_TRY IT_. Copy out, from the entries below, each line that holds the string "skulle".

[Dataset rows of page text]

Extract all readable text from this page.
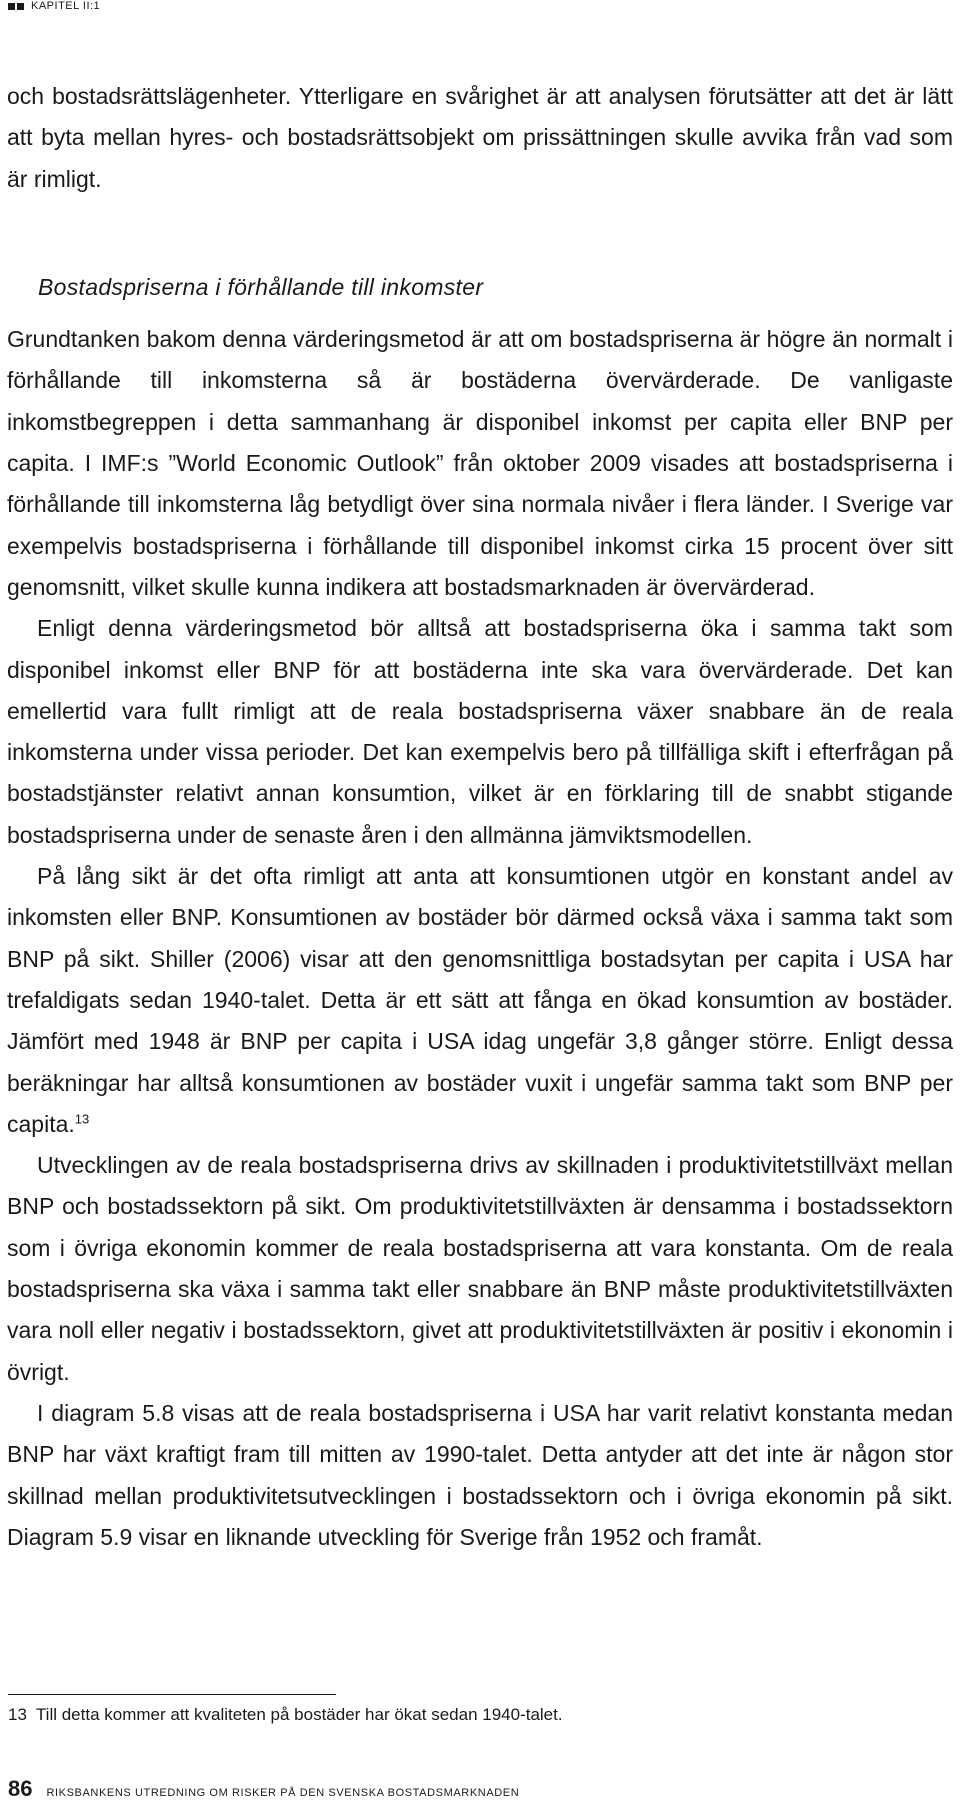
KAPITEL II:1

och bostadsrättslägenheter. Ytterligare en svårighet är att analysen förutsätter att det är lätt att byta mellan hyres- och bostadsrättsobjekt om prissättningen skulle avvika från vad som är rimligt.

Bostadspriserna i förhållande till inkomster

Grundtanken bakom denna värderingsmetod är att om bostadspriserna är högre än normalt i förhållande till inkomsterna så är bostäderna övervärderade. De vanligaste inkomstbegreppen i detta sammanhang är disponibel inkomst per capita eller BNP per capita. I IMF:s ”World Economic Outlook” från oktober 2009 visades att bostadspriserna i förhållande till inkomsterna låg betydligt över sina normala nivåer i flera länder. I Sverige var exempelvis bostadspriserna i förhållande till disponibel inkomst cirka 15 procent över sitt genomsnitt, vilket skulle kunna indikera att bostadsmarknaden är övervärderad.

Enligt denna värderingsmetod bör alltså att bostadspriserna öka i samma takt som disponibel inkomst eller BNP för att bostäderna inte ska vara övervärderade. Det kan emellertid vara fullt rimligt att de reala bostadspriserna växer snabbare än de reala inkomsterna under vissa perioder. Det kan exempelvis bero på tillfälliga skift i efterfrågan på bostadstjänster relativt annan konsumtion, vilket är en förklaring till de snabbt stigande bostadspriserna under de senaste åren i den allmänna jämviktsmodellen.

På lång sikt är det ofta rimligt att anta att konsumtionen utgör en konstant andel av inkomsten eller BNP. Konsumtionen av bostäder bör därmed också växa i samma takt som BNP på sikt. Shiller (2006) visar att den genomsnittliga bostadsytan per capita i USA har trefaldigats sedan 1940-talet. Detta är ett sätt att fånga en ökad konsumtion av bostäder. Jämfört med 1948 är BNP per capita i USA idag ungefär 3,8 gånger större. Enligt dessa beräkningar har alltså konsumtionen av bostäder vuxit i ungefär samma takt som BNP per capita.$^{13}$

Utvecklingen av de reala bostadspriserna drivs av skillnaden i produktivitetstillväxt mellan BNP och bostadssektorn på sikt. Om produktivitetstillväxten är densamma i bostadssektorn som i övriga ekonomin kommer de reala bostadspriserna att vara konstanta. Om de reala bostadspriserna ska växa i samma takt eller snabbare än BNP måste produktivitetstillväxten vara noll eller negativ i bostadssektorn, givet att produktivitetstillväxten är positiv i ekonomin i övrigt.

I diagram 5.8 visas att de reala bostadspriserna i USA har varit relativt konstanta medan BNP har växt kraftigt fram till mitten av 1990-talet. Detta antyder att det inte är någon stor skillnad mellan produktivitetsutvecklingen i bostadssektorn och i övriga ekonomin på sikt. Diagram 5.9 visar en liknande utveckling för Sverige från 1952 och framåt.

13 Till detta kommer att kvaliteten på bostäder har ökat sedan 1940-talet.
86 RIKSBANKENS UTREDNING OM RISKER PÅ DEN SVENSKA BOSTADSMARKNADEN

_FINISHED TASK_.
och bostadsrättslägenheter. Ytterligare en svårighet är att analysen förutsätter att det är lätt att byta mellan hyres- och bostadsrättsobjekt om prissättningen skulle avvika från vad som är rimligt.
Grundtanken bakom denna värderingsmetod är att om bostadspriserna är högre än normalt i förhållande till inkomsterna så är bostäderna övervärderade. De vanligaste inkomstbegreppen i detta sammanhang är disponibel inkomst per capita eller BNP per capita. I IMF:s ”World Economic Outlook” från oktober 2009 visades att bostadspriserna i förhållande till inkomsterna låg betydligt över sina normala nivåer i flera länder. I Sverige var exempelvis bostadspriserna i förhållande till disponibel inkomst cirka 15 procent över sitt genomsnitt, vilket skulle kunna indikera att bostadsmarknaden är övervärderad.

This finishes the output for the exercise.